A run of records
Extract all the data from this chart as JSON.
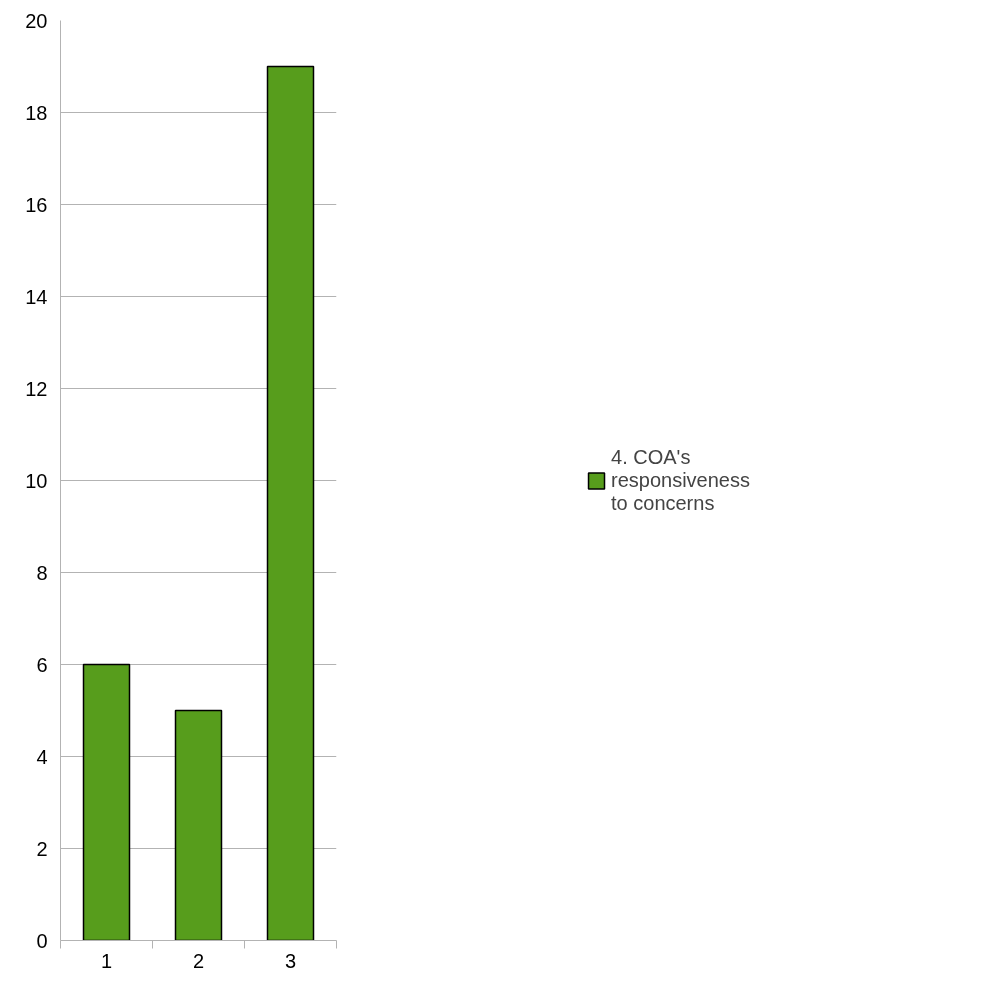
{
  "chart_data": {
    "type": "bar",
    "categories": [
      "1",
      "2",
      "3"
    ],
    "series": [
      {
        "name": "4. COA's responsiveness to concerns",
        "color": "#579d1c",
        "values": [
          6,
          5,
          19
        ]
      }
    ],
    "ylim": [
      0,
      20
    ],
    "yticks": [
      0,
      2,
      4,
      6,
      8,
      10,
      12,
      14,
      16,
      18,
      20
    ],
    "grid": "y",
    "legend": "right"
  }
}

**Your goal**
Transcribe the material exactly, and leave out whatever pictures it holds.

**Answer in full**
Extract all the data from this chart as JSON.
{
  "chart_data": {
    "type": "bar",
    "categories": [
      "1",
      "2",
      "3"
    ],
    "series": [
      {
        "name": "4. COA's responsiveness to concerns",
        "color": "#579d1c",
        "values": [
          6,
          5,
          19
        ]
      }
    ],
    "ylim": [
      0,
      20
    ],
    "yticks": [
      0,
      2,
      4,
      6,
      8,
      10,
      12,
      14,
      16,
      18,
      20
    ],
    "grid": "y",
    "legend": "right"
  }
}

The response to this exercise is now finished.